-- START OF Records shown --

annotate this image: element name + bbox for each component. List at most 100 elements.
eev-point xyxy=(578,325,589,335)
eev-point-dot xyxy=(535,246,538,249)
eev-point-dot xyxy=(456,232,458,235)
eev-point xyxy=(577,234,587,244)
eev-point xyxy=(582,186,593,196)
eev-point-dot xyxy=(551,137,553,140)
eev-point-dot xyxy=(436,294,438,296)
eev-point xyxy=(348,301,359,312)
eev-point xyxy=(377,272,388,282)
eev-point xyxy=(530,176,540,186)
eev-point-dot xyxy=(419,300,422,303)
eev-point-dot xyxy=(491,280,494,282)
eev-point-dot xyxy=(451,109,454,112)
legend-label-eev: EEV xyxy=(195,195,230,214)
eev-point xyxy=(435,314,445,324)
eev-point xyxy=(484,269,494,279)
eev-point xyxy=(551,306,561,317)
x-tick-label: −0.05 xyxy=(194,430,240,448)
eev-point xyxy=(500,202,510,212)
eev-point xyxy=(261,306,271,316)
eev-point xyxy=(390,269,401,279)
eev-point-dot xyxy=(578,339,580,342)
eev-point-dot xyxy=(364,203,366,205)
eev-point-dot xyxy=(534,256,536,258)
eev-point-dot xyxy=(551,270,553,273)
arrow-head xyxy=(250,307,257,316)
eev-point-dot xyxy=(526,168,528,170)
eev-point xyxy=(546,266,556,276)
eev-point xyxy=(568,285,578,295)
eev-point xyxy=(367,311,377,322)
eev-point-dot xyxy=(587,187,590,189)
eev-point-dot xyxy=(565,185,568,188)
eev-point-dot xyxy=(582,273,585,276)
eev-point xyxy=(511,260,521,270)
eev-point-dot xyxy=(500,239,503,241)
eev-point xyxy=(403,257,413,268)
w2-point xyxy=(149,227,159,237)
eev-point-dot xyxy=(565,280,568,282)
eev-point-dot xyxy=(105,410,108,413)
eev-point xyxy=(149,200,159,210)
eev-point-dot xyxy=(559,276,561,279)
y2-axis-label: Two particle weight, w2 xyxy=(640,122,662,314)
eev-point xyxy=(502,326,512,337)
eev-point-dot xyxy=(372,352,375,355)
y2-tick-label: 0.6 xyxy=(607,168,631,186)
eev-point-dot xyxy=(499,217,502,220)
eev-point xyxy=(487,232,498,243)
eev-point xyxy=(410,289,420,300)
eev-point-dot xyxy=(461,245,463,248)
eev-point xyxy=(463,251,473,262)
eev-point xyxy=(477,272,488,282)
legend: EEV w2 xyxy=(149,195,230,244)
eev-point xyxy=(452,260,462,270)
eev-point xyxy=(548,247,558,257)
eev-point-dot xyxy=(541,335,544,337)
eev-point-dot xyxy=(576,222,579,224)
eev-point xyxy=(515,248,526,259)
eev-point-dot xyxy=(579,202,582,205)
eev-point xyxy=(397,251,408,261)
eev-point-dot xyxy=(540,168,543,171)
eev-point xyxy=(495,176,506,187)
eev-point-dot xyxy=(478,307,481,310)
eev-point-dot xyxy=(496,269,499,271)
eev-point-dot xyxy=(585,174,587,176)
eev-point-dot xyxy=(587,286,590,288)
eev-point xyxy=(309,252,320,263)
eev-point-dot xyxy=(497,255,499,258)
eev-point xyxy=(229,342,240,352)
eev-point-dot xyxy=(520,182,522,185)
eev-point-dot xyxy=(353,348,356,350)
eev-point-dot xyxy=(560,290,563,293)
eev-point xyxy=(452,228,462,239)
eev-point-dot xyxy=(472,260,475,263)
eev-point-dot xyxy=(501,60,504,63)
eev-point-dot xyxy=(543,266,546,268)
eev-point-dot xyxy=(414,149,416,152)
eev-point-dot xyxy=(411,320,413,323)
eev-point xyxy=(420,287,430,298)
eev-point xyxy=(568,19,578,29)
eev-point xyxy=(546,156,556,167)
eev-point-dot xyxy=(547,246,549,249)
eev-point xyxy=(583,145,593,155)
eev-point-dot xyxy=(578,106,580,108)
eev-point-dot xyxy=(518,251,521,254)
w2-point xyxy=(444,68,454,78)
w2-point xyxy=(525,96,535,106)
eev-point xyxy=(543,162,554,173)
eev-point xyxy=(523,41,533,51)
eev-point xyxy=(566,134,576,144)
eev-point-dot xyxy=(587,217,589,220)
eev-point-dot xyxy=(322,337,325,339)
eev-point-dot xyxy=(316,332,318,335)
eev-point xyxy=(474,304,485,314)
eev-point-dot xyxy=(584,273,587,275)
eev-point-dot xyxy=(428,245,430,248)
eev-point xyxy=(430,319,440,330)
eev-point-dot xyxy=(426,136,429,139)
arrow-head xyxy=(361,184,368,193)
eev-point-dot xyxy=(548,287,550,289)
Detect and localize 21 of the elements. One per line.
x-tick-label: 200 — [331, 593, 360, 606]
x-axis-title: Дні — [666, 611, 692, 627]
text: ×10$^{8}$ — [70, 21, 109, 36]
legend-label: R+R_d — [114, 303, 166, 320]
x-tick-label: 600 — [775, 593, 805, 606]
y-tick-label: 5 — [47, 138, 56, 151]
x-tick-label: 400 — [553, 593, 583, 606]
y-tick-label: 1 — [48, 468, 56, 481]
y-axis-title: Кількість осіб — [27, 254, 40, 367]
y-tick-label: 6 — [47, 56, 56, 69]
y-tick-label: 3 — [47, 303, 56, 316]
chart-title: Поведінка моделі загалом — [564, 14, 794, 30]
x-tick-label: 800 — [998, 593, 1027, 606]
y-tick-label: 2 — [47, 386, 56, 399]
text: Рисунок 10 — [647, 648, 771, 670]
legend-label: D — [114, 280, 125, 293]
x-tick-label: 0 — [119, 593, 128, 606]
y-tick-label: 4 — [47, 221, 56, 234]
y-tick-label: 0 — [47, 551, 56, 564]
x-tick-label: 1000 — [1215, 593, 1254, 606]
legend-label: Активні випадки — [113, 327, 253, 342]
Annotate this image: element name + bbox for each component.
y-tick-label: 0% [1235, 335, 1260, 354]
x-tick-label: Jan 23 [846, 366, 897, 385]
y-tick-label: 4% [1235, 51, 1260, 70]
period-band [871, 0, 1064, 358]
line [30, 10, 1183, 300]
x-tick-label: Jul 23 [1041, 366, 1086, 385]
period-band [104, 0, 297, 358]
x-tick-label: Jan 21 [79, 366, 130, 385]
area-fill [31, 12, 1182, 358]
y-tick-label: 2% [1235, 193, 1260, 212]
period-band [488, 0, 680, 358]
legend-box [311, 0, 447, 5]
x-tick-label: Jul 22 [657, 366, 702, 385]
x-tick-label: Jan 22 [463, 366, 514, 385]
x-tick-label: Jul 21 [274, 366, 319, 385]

-- END OF Records shown --

### Written problem
Reproduce all of the records above word for word, with nothing changed.

### Correct output
annotate this image: element name + bbox for each component. List at most 100 elements.
eev-point xyxy=(578,325,589,335)
eev-point-dot xyxy=(535,246,538,249)
eev-point-dot xyxy=(456,232,458,235)
eev-point xyxy=(577,234,587,244)
eev-point xyxy=(582,186,593,196)
eev-point-dot xyxy=(551,137,553,140)
eev-point-dot xyxy=(436,294,438,296)
eev-point xyxy=(348,301,359,312)
eev-point xyxy=(377,272,388,282)
eev-point xyxy=(530,176,540,186)
eev-point-dot xyxy=(419,300,422,303)
eev-point-dot xyxy=(491,280,494,282)
eev-point-dot xyxy=(451,109,454,112)
legend-label-eev: EEV xyxy=(195,195,230,214)
eev-point xyxy=(435,314,445,324)
eev-point xyxy=(484,269,494,279)
eev-point xyxy=(551,306,561,317)
x-tick-label: −0.05 xyxy=(194,430,240,448)
eev-point xyxy=(500,202,510,212)
eev-point xyxy=(261,306,271,316)
eev-point xyxy=(390,269,401,279)
eev-point-dot xyxy=(578,339,580,342)
eev-point-dot xyxy=(364,203,366,205)
eev-point-dot xyxy=(534,256,536,258)
eev-point-dot xyxy=(551,270,553,273)
arrow-head xyxy=(250,307,257,316)
eev-point-dot xyxy=(526,168,528,170)
eev-point xyxy=(546,266,556,276)
eev-point xyxy=(568,285,578,295)
eev-point xyxy=(367,311,377,322)
eev-point-dot xyxy=(587,187,590,189)
eev-point-dot xyxy=(565,185,568,188)
eev-point-dot xyxy=(582,273,585,276)
eev-point xyxy=(511,260,521,270)
eev-point-dot xyxy=(500,239,503,241)
eev-point xyxy=(403,257,413,268)
w2-point xyxy=(149,227,159,237)
eev-point-dot xyxy=(565,280,568,282)
eev-point-dot xyxy=(105,410,108,413)
eev-point xyxy=(149,200,159,210)
eev-point-dot xyxy=(559,276,561,279)
y2-axis-label: Two particle weight, w2 xyxy=(640,122,662,314)
eev-point xyxy=(502,326,512,337)
eev-point-dot xyxy=(372,352,375,355)
y2-tick-label: 0.6 xyxy=(607,168,631,186)
eev-point-dot xyxy=(499,217,502,220)
eev-point xyxy=(487,232,498,243)
eev-point xyxy=(410,289,420,300)
eev-point-dot xyxy=(461,245,463,248)
eev-point xyxy=(463,251,473,262)
eev-point xyxy=(477,272,488,282)
legend: EEV w2 xyxy=(149,195,230,244)
eev-point xyxy=(452,260,462,270)
eev-point xyxy=(548,247,558,257)
eev-point-dot xyxy=(541,335,544,337)
eev-point-dot xyxy=(576,222,579,224)
eev-point xyxy=(515,248,526,259)
eev-point-dot xyxy=(579,202,582,205)
eev-point xyxy=(397,251,408,261)
eev-point-dot xyxy=(540,168,543,171)
eev-point xyxy=(495,176,506,187)
eev-point-dot xyxy=(478,307,481,310)
eev-point-dot xyxy=(496,269,499,271)
eev-point-dot xyxy=(585,174,587,176)
eev-point-dot xyxy=(587,286,590,288)
eev-point xyxy=(309,252,320,263)
eev-point-dot xyxy=(497,255,499,258)
eev-point xyxy=(229,342,240,352)
eev-point-dot xyxy=(520,182,522,185)
eev-point-dot xyxy=(353,348,356,350)
eev-point-dot xyxy=(560,290,563,293)
eev-point xyxy=(452,228,462,239)
eev-point-dot xyxy=(472,260,475,263)
eev-point-dot xyxy=(501,60,504,63)
eev-point-dot xyxy=(543,266,546,268)
eev-point-dot xyxy=(414,149,416,152)
eev-point-dot xyxy=(411,320,413,323)
eev-point xyxy=(420,287,430,298)
eev-point xyxy=(568,19,578,29)
eev-point xyxy=(546,156,556,167)
eev-point-dot xyxy=(547,246,549,249)
eev-point xyxy=(583,145,593,155)
eev-point-dot xyxy=(578,106,580,108)
eev-point-dot xyxy=(518,251,521,254)
w2-point xyxy=(444,68,454,78)
w2-point xyxy=(525,96,535,106)
eev-point xyxy=(543,162,554,173)
eev-point xyxy=(523,41,533,51)
eev-point xyxy=(566,134,576,144)
eev-point-dot xyxy=(587,217,589,220)
eev-point-dot xyxy=(322,337,325,339)
eev-point-dot xyxy=(316,332,318,335)
eev-point xyxy=(474,304,485,314)
eev-point-dot xyxy=(584,273,587,275)
eev-point-dot xyxy=(428,245,430,248)
eev-point xyxy=(430,319,440,330)
eev-point-dot xyxy=(426,136,429,139)
arrow-head xyxy=(361,184,368,193)
eev-point-dot xyxy=(548,287,550,289)
Detect and localize 21 of the elements. One per line.
x-tick-label: 200 — [331, 593, 360, 606]
x-axis-title: Дні — [666, 611, 692, 627]
text: ×10$^{8}$ — [70, 21, 109, 36]
legend-label: R+R_d — [114, 303, 166, 320]
x-tick-label: 600 — [775, 593, 805, 606]
y-tick-label: 5 — [47, 138, 56, 151]
x-tick-label: 400 — [553, 593, 583, 606]
y-tick-label: 1 — [48, 468, 56, 481]
y-axis-title: Кількість осіб — [27, 254, 40, 367]
y-tick-label: 6 — [47, 56, 56, 69]
y-tick-label: 3 — [47, 303, 56, 316]
chart-title: Поведінка моделі загалом — [564, 14, 794, 30]
x-tick-label: 800 — [998, 593, 1027, 606]
y-tick-label: 2 — [47, 386, 56, 399]
text: Рисунок 10 — [647, 648, 771, 670]
legend-label: D — [114, 280, 125, 293]
x-tick-label: 0 — [119, 593, 128, 606]
y-tick-label: 4 — [47, 221, 56, 234]
y-tick-label: 0 — [47, 551, 56, 564]
x-tick-label: 1000 — [1215, 593, 1254, 606]
legend-label: Активні випадки — [113, 327, 253, 342]
Annotate this image: element name + bbox for each component.
y-tick-label: 0% [1235, 335, 1260, 354]
x-tick-label: Jan 23 [846, 366, 897, 385]
y-tick-label: 4% [1235, 51, 1260, 70]
period-band [871, 0, 1064, 358]
line [30, 10, 1183, 300]
x-tick-label: Jul 23 [1041, 366, 1086, 385]
period-band [104, 0, 297, 358]
x-tick-label: Jan 21 [79, 366, 130, 385]
area-fill [31, 12, 1182, 358]
y-tick-label: 2% [1235, 193, 1260, 212]
period-band [488, 0, 680, 358]
legend-box [311, 0, 447, 5]
x-tick-label: Jul 22 [657, 366, 702, 385]
x-tick-label: Jan 22 [463, 366, 514, 385]
x-tick-label: Jul 21 [274, 366, 319, 385]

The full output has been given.